--- Exercise prompt ---
Copy out all the lines where "name" shows up.

>> start

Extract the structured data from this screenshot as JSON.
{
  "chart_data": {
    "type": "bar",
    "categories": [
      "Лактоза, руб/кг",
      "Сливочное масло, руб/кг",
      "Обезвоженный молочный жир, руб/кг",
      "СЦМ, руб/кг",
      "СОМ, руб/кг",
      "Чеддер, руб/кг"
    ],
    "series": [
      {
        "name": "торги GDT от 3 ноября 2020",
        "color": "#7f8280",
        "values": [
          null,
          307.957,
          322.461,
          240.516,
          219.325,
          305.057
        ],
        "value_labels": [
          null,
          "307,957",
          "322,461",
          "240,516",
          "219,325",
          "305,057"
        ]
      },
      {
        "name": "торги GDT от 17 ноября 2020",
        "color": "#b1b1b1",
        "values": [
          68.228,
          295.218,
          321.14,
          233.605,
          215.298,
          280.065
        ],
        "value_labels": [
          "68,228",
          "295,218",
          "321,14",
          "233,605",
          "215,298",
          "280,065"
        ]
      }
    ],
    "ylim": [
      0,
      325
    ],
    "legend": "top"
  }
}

>> end

--- Answer to this exercise ---
        "name": "торги GDT от 3 ноября 2020",
        "name": "торги GDT от 17 ноября 2020",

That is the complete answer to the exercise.